_Work required_
Reproduce the listing below with "screenshot" swapped for "image" and nothing else altered. Omit the pictures.

Items saved from a collection:

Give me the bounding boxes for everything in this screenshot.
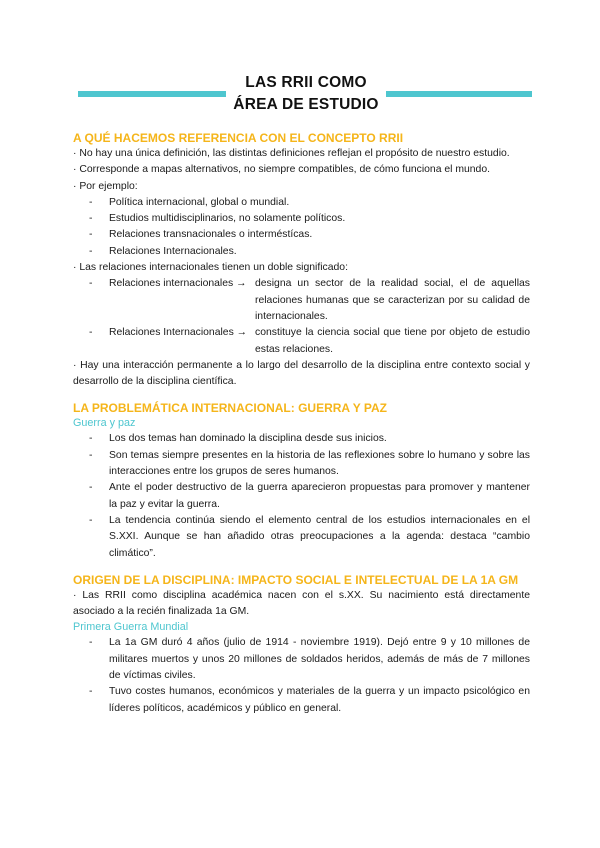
list-item: - La 1a GM duró 4 años (julio de 1914 - noviembre 1919). Dejó entre 9 y 10 millones de militares muertos y unos 20 millones de soldados heridos, además de más de 7 millones de víctimas civiles.	[73, 635, 530, 684]
meanings-list	[73, 276, 530, 357]
list-item	[73, 276, 530, 325]
section-1-heading: A QUÉ HACEMOS REFERENCIA CON EL CONCEPTO RRII	[73, 131, 404, 145]
list-item	[73, 325, 530, 358]
list-item: - Estudios multidisciplinarios, no solamente políticos.	[73, 211, 530, 227]
title-decoration-left	[78, 91, 226, 97]
list-item: - Política internacional, global o mundial.	[73, 195, 530, 211]
section-3-subheading: Primera Guerra Mundial	[73, 621, 189, 634]
list-item: - Relaciones transnacionales o interméstícas.	[73, 227, 530, 243]
section-3-heading: ORIGEN DE LA DISCIPLINA: IMPACTO SOCIAL E INTELECTUAL DE LA 1A GM	[73, 572, 519, 587]
section-1-paragraph-2: · Corresponde a mapas alternativos, no siempre compatibles, de cómo funciona el mundo.	[73, 164, 491, 176]
war-peace-list	[73, 431, 530, 561]
section-1-paragraph-3: · Por ejemplo:	[73, 180, 138, 192]
list-item: - Son temas siempre presentes en la historia de las reflexiones sobre lo humano y sobre las interacciones entre los grupos de seres humanos.	[73, 448, 530, 481]
title-line-1: LAS RRII COMO	[245, 74, 367, 91]
section-3-paragraph-1: · Las RRII como disciplina académica nacen con el s.XX. Su nacimiento está directamente asociado a la recién finalizada 1a GM.	[73, 589, 530, 618]
meaning-term: - Relaciones Internacionales →	[109, 327, 248, 339]
list-item: - Los dos temas han dominado la disciplina desde sus inicios.	[73, 431, 530, 447]
title-decoration-right	[386, 91, 532, 97]
document-title	[0, 72, 600, 122]
title-line-2: ÁREA DE ESTUDIO	[233, 96, 379, 113]
meaning-description: designa un sector de la realidad social, el de aquellas relaciones humanas que se caracterizan por su calidad de internacionales.	[255, 278, 530, 322]
section-1-paragraph-5: · Hay una interacción permanente a lo largo del desarrollo de la disciplina entre contexto social y desarrollo de la disciplina científica.	[73, 359, 530, 388]
section-1-paragraph-1: · No hay una única definición, las distintas definiciones reflejan el propósito de nuestro estudio.	[73, 148, 510, 159]
ww1-list	[73, 635, 530, 716]
list-item: - La tendencia continúa siendo el elemento central de los estudios internacionales en el S.XXI. Aunque se han añadido otras preocupaciones a la agenda: destaca “cambio climático”.	[73, 513, 530, 562]
meaning-term: - Relaciones internacionales →	[109, 278, 247, 290]
list-item: - Tuvo costes humanos, económicos y materiales de la guerra y un impacto psicológico en líderes políticos, académicos y público en general.	[73, 684, 530, 717]
meaning-description: constituye la ciencia social que tiene por objeto de estudio estas relaciones.	[255, 327, 530, 355]
list-item: - Relaciones Internacionales.	[73, 244, 530, 260]
section-2-subheading: Guerra y paz	[73, 417, 136, 430]
document-body	[73, 130, 530, 717]
examples-list	[73, 195, 530, 260]
list-item: - Ante el poder destructivo de la guerra aparecieron propuestas para promover y mantener la paz y evitar la guerra.	[73, 480, 530, 513]
section-2-heading: LA PROBLEMÁTICA INTERNACIONAL: GUERRA Y PAZ	[73, 401, 387, 416]
section-1-paragraph-4: · Las relaciones internacionales tienen un doble significado:	[73, 262, 348, 274]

_Finished exercise_
Give me the bounding boxes for everything in this image.
list-item: - La 1a GM duró 4 años (julio de 1914 - noviembre 1919). Dejó entre 9 y 10 millones de militares muertos y unos 20 millones de soldados heridos, además de más de 7 millones de víctimas civiles.	[73, 635, 530, 684]
meanings-list	[73, 276, 530, 357]
list-item	[73, 276, 530, 325]
section-1-heading: A QUÉ HACEMOS REFERENCIA CON EL CONCEPTO RRII	[73, 131, 404, 145]
list-item	[73, 325, 530, 358]
list-item: - Estudios multidisciplinarios, no solamente políticos.	[73, 211, 530, 227]
title-decoration-left	[78, 91, 226, 97]
list-item: - Política internacional, global o mundial.	[73, 195, 530, 211]
section-3-subheading: Primera Guerra Mundial	[73, 621, 189, 634]
list-item: - Relaciones transnacionales o interméstícas.	[73, 227, 530, 243]
section-3-heading: ORIGEN DE LA DISCIPLINA: IMPACTO SOCIAL E INTELECTUAL DE LA 1A GM	[73, 572, 519, 587]
section-1-paragraph-2: · Corresponde a mapas alternativos, no siempre compatibles, de cómo funciona el mundo.	[73, 164, 491, 176]
war-peace-list	[73, 431, 530, 561]
section-1-paragraph-3: · Por ejemplo:	[73, 180, 138, 192]
list-item: - Son temas siempre presentes en la historia de las reflexiones sobre lo humano y sobre las interacciones entre los grupos de seres humanos.	[73, 448, 530, 481]
title-line-1: LAS RRII COMO	[245, 74, 367, 91]
section-3-paragraph-1: · Las RRII como disciplina académica nacen con el s.XX. Su nacimiento está directamente asociado a la recién finalizada 1a GM.	[73, 589, 530, 618]
meaning-term: - Relaciones Internacionales →	[109, 327, 248, 339]
list-item: - Los dos temas han dominado la disciplina desde sus inicios.	[73, 431, 530, 447]
title-decoration-right	[386, 91, 532, 97]
document-title	[0, 72, 600, 122]
title-line-2: ÁREA DE ESTUDIO	[233, 96, 379, 113]
meaning-description: designa un sector de la realidad social, el de aquellas relaciones humanas que se caracterizan por su calidad de internacionales.	[255, 278, 530, 322]
section-1-paragraph-5: · Hay una interacción permanente a lo largo del desarrollo de la disciplina entre contexto social y desarrollo de la disciplina científica.	[73, 359, 530, 388]
section-1-paragraph-1: · No hay una única definición, las distintas definiciones reflejan el propósito de nuestro estudio.	[73, 148, 510, 159]
ww1-list	[73, 635, 530, 716]
list-item: - La tendencia continúa siendo el elemento central de los estudios internacionales en el S.XXI. Aunque se han añadido otras preocupaciones a la agenda: destaca “cambio climático”.	[73, 513, 530, 562]
meaning-term: - Relaciones internacionales →	[109, 278, 247, 290]
list-item: - Tuvo costes humanos, económicos y materiales de la guerra y un impacto psicológico en líderes políticos, académicos y público en general.	[73, 684, 530, 717]
meaning-description: constituye la ciencia social que tiene por objeto de estudio estas relaciones.	[255, 327, 530, 355]
list-item: - Relaciones Internacionales.	[73, 244, 530, 260]
section-2-subheading: Guerra y paz	[73, 417, 136, 430]
document-body	[73, 130, 530, 717]
examples-list	[73, 195, 530, 260]
list-item: - Ante el poder destructivo de la guerra aparecieron propuestas para promover y mantener la paz y evitar la guerra.	[73, 480, 530, 513]
section-2-heading: LA PROBLEMÁTICA INTERNACIONAL: GUERRA Y PAZ	[73, 401, 387, 416]
section-1-paragraph-4: · Las relaciones internacionales tienen un doble significado:	[73, 262, 348, 274]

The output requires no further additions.